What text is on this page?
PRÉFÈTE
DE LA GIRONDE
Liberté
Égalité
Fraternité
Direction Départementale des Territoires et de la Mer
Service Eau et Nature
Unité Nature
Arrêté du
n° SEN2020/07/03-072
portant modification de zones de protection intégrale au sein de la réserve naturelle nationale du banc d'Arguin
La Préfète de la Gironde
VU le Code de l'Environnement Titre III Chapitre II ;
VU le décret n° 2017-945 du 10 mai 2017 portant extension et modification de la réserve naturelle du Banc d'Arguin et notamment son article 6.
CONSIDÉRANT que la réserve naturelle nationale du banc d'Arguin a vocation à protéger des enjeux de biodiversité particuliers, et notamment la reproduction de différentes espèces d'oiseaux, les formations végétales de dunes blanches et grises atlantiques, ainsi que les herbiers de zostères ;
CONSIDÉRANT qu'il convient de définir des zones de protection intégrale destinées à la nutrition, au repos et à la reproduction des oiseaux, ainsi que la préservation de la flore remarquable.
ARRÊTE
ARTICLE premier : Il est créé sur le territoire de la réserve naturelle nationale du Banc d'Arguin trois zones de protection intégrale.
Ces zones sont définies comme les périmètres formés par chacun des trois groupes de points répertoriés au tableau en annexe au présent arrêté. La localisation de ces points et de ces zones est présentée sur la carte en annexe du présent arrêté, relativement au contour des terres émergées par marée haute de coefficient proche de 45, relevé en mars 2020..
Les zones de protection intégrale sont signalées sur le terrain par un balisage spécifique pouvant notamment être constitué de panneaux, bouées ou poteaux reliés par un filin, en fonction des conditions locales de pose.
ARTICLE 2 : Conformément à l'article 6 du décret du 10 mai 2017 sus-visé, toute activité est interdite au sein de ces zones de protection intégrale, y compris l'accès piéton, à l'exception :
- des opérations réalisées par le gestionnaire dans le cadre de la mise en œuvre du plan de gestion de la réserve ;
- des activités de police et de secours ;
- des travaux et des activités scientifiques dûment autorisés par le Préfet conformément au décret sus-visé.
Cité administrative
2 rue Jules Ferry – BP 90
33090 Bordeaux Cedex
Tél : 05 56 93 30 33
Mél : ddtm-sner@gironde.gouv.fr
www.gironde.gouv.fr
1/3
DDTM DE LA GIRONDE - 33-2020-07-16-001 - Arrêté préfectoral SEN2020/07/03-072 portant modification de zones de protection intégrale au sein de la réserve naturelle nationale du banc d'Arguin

__Task requirements__: Return the full listing, character for character.

__Reply__:
What text is on this page?
PRÉFÈTE
DE LA GIRONDE
Liberté
Égalité
Fraternité
Direction Départementale des Territoires et de la Mer
Service Eau et Nature
Unité Nature
Arrêté du
n° SEN2020/07/03-072
portant modification de zones de protection intégrale au sein de la réserve naturelle nationale du banc d'Arguin
La Préfète de la Gironde
VU le Code de l'Environnement Titre III Chapitre II ;
VU le décret n° 2017-945 du 10 mai 2017 portant extension et modification de la réserve naturelle du Banc d'Arguin et notamment son article 6.
CONSIDÉRANT que la réserve naturelle nationale du banc d'Arguin a vocation à protéger des enjeux de biodiversité particuliers, et notamment la reproduction de différentes espèces d'oiseaux, les formations végétales de dunes blanches et grises atlantiques, ainsi que les herbiers de zostères ;
CONSIDÉRANT qu'il convient de définir des zones de protection intégrale destinées à la nutrition, au repos et à la reproduction des oiseaux, ainsi que la préservation de la flore remarquable.
ARRÊTE
ARTICLE premier : Il est créé sur le territoire de la réserve naturelle nationale du Banc d'Arguin trois zones de protection intégrale.
Ces zones sont définies comme les périmètres formés par chacun des trois groupes de points répertoriés au tableau en annexe au présent arrêté. La localisation de ces points et de ces zones est présentée sur la carte en annexe du présent arrêté, relativement au contour des terres émergées par marée haute de coefficient proche de 45, relevé en mars 2020..
Les zones de protection intégrale sont signalées sur le terrain par un balisage spécifique pouvant notamment être constitué de panneaux, bouées ou poteaux reliés par un filin, en fonction des conditions locales de pose.
ARTICLE 2 : Conformément à l'article 6 du décret du 10 mai 2017 sus-visé, toute activité est interdite au sein de ces zones de protection intégrale, y compris l'accès piéton, à l'exception :
- des opérations réalisées par le gestionnaire dans le cadre de la mise en œuvre du plan de gestion de la réserve ;
- des activités de police et de secours ;
- des travaux et des activités scientifiques dûment autorisés par le Préfet conformément au décret sus-visé.
Cité administrative
2 rue Jules Ferry – BP 90
33090 Bordeaux Cedex
Tél : 05 56 93 30 33
Mél : ddtm-sner@gironde.gouv.fr
www.gironde.gouv.fr
1/3
DDTM DE LA GIRONDE - 33-2020-07-16-001 - Arrêté préfectoral SEN2020/07/03-072 portant modification de zones de protection intégrale au sein de la réserve naturelle nationale du banc d'Arguin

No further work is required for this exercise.